- **Records supplied**:
# # # #

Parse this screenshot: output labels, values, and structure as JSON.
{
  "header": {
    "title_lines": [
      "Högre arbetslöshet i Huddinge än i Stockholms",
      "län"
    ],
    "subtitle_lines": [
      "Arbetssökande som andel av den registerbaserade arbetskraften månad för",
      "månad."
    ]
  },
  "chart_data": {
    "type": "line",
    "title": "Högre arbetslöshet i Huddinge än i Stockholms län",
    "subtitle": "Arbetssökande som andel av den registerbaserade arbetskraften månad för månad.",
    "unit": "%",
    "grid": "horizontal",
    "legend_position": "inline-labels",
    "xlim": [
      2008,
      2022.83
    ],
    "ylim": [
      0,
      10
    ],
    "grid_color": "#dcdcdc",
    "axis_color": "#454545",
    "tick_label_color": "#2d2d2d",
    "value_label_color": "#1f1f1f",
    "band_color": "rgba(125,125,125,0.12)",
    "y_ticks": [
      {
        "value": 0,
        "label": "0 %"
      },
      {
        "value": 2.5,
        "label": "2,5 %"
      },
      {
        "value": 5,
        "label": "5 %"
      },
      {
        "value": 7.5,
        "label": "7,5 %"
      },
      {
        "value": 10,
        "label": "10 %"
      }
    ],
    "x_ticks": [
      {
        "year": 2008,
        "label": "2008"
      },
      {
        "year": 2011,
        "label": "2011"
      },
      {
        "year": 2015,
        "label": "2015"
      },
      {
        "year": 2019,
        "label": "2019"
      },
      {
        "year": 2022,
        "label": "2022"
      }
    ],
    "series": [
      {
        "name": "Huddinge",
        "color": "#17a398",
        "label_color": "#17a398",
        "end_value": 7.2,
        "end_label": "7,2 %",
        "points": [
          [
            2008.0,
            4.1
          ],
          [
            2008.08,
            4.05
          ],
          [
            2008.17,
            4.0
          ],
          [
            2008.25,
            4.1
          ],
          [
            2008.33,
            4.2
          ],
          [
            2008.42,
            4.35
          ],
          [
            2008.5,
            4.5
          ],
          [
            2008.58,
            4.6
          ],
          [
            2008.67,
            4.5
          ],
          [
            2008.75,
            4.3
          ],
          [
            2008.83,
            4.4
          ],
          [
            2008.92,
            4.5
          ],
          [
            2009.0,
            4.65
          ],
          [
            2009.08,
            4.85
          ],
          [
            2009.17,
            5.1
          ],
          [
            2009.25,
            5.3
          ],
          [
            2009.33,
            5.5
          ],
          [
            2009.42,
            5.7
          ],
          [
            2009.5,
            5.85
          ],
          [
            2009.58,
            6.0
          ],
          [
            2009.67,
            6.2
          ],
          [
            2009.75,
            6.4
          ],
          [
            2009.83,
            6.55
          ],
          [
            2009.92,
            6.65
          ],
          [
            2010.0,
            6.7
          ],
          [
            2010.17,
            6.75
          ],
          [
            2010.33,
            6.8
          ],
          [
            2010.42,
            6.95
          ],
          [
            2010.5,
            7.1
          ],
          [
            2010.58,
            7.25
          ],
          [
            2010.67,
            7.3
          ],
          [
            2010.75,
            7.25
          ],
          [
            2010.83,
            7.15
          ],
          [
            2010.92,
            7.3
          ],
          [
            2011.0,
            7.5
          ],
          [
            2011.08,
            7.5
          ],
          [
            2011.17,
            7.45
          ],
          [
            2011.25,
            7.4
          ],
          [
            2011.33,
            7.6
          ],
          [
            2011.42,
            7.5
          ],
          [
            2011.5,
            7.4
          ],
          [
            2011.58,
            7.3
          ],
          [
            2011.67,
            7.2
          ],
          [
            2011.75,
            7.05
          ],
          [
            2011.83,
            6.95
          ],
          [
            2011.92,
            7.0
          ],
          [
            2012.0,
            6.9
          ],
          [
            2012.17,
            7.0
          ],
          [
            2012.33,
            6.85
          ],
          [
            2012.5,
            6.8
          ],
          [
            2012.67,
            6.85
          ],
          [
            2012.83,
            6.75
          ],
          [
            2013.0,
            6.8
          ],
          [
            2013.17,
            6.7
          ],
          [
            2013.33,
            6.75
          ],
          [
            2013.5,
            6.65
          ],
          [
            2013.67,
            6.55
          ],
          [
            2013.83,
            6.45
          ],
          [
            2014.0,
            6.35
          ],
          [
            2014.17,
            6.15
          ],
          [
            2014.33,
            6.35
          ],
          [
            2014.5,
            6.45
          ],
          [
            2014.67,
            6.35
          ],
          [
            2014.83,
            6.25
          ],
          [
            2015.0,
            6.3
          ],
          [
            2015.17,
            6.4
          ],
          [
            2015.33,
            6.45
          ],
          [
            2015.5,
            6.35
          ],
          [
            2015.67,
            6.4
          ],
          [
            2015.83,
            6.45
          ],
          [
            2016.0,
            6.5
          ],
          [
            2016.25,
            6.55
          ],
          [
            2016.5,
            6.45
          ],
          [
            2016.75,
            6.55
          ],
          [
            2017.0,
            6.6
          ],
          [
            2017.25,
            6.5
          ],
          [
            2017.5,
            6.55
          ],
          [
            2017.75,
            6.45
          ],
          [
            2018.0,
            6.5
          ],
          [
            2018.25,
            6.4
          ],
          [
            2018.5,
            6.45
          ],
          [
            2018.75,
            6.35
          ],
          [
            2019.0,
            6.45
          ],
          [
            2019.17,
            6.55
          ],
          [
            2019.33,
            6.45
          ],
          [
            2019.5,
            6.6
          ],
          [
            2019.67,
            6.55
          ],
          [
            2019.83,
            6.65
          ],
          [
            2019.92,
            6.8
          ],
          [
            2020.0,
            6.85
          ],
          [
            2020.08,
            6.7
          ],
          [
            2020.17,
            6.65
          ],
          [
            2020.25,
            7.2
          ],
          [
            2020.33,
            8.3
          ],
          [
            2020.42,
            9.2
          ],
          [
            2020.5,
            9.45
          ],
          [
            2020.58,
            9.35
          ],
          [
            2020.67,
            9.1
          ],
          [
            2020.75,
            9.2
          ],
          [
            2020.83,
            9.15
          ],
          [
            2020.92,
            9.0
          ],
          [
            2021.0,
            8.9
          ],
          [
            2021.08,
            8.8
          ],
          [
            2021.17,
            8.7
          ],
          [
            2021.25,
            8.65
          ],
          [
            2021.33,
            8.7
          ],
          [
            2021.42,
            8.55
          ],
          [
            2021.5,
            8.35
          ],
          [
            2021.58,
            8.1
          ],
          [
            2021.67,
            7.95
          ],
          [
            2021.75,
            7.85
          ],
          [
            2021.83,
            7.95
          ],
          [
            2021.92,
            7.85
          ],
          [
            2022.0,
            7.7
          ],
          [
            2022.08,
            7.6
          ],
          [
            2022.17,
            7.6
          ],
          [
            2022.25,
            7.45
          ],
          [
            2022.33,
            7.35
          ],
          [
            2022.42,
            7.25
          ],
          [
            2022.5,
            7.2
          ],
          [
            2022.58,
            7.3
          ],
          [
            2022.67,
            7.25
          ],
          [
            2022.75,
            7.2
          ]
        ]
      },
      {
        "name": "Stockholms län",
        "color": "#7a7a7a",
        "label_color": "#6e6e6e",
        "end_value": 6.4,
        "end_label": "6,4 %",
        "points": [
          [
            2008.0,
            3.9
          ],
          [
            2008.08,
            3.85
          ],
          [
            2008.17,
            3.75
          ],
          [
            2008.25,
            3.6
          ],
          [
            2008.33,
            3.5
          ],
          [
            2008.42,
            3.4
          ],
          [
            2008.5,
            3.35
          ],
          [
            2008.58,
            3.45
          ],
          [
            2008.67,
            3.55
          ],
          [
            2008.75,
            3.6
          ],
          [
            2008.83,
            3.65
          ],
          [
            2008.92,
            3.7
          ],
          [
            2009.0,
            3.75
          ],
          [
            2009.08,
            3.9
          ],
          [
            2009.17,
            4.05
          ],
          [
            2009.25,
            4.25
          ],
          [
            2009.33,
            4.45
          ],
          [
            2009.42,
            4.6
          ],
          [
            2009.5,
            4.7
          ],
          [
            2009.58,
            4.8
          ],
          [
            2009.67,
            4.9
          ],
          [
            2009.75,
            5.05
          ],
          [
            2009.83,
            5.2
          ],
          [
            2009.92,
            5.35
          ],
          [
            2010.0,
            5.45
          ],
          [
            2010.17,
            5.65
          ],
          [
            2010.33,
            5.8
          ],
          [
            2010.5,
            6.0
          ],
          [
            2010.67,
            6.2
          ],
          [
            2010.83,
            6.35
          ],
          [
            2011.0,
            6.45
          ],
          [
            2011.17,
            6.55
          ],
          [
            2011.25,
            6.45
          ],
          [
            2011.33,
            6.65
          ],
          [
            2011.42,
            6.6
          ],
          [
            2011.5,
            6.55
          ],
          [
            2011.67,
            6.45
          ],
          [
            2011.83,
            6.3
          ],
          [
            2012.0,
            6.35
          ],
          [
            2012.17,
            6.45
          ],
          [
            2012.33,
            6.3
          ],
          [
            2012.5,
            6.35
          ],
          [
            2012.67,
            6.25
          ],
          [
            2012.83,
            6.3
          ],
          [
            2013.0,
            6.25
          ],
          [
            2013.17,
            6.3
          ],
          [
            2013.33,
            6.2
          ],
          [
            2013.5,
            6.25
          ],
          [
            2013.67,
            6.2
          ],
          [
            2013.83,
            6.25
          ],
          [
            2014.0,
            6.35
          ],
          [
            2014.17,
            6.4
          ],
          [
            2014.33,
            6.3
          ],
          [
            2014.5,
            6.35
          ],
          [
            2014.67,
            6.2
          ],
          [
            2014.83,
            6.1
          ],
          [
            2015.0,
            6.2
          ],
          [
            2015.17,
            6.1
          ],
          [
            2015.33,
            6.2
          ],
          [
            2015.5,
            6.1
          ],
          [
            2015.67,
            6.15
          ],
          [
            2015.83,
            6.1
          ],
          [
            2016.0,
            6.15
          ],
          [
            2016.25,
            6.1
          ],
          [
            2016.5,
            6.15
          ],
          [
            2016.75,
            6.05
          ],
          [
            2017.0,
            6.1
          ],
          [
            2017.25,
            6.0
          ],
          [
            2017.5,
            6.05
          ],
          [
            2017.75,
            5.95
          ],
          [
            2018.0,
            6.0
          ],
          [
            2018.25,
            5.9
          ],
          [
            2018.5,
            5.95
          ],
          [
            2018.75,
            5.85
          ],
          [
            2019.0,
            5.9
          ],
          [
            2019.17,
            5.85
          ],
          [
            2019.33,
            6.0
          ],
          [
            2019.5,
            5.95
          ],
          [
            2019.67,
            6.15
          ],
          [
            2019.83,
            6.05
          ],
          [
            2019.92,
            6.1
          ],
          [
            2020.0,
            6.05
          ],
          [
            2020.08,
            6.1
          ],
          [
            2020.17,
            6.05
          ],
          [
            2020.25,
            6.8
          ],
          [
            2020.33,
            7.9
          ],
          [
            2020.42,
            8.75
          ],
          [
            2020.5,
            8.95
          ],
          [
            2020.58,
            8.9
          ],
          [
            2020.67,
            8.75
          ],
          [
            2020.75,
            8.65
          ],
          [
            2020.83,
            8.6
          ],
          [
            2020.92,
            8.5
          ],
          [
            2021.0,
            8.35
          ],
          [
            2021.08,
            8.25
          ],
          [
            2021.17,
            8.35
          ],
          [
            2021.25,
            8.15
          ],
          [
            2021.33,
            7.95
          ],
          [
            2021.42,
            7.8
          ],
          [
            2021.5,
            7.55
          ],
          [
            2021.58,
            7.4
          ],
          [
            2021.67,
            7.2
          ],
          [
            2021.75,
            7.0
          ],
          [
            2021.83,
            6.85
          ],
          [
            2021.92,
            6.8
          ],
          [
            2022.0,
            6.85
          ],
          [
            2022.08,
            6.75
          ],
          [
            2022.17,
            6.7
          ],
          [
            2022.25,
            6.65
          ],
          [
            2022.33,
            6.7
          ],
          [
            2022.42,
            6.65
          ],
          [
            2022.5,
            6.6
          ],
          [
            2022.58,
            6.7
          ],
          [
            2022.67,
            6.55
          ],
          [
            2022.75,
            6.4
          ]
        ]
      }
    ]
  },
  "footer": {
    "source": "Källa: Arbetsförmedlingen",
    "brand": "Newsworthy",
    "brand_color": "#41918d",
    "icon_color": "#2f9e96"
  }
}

# # # #

- **Task prompt**:
Keep only those lines of the records that hold "arbetslöshet", and return them.

- **Problem solution**:
      "Högre arbetslöshet i Huddinge än i Stockholms",
    "title": "Högre arbetslöshet i Huddinge än i Stockholms län",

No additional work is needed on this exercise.